* [Task brief] List all lines of the data containing the word "YELLOW".

* [Given data]
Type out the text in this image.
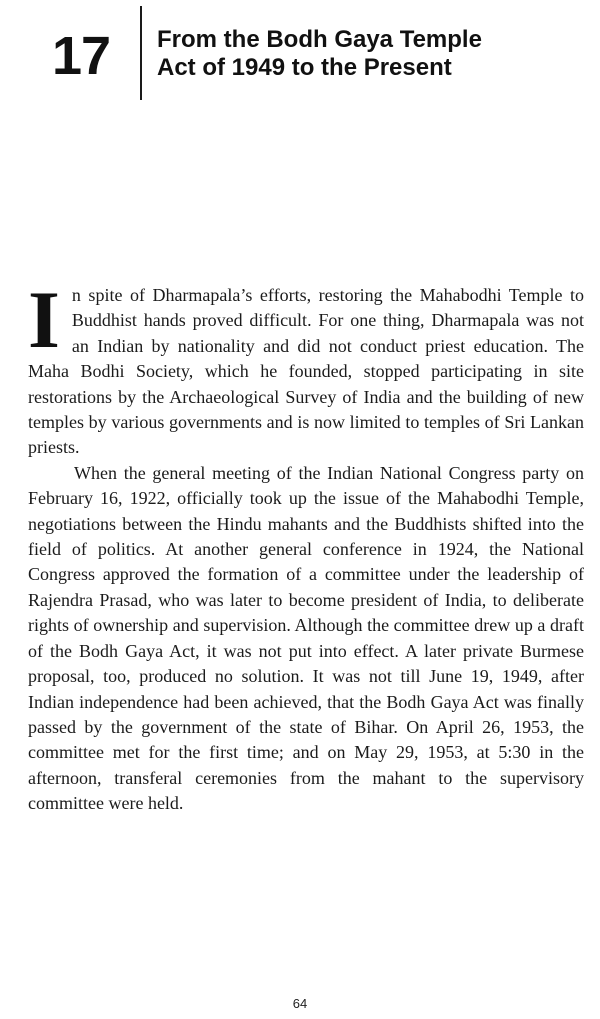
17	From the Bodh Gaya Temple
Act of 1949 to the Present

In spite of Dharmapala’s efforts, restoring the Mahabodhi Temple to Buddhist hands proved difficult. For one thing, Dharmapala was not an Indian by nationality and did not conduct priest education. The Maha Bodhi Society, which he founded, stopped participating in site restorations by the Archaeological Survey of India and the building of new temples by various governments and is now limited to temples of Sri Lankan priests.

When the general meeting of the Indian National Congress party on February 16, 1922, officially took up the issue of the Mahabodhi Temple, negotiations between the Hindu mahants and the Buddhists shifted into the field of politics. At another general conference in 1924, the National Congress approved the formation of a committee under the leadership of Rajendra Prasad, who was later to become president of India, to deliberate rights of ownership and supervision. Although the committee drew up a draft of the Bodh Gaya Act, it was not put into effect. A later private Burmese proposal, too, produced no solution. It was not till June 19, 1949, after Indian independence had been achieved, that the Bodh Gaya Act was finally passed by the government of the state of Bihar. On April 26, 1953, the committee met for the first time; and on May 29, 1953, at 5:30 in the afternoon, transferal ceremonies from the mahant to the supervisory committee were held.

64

...

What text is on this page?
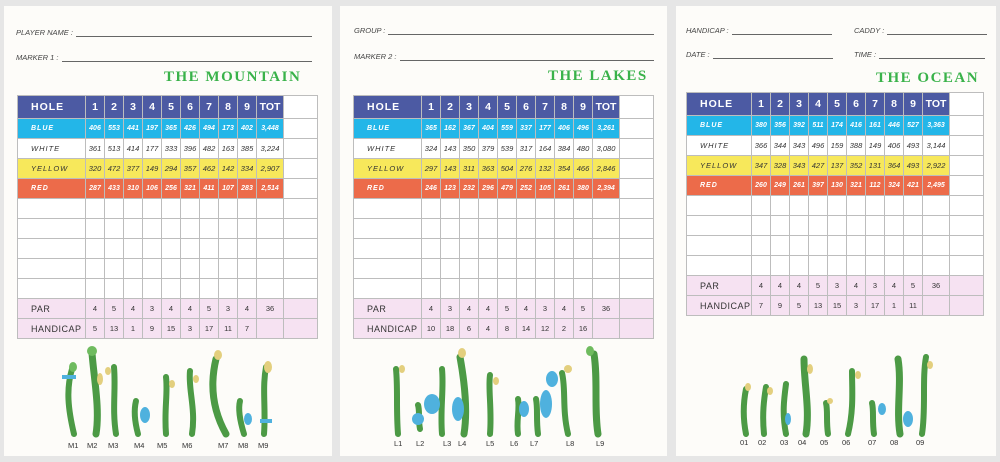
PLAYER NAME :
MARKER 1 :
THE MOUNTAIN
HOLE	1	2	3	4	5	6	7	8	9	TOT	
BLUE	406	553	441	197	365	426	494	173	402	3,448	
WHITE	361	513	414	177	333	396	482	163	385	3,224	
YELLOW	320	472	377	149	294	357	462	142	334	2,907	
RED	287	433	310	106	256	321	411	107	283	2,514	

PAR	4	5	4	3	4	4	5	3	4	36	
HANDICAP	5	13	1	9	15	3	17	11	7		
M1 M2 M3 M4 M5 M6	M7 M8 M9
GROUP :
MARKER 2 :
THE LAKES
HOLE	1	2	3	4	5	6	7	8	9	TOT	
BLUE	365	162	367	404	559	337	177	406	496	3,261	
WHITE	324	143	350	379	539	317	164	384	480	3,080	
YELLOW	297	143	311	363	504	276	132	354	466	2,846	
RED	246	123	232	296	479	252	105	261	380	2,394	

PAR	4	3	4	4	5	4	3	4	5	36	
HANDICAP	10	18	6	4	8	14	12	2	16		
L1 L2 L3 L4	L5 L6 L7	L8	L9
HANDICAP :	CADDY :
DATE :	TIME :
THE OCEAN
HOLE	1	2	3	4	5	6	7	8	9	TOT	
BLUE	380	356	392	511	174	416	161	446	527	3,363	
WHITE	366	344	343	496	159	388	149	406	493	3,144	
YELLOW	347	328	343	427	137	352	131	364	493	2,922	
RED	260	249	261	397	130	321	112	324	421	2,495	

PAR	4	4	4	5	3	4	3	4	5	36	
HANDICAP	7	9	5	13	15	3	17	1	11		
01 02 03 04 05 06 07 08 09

* [Answer to this task]
YELLOW	320	472	377	149	294	357	462	142	334	2,907	
YELLOW	297	143	311	363	504	276	132	354	466	2,846	
YELLOW	347	328	343	427	137	352	131	364	493	2,922	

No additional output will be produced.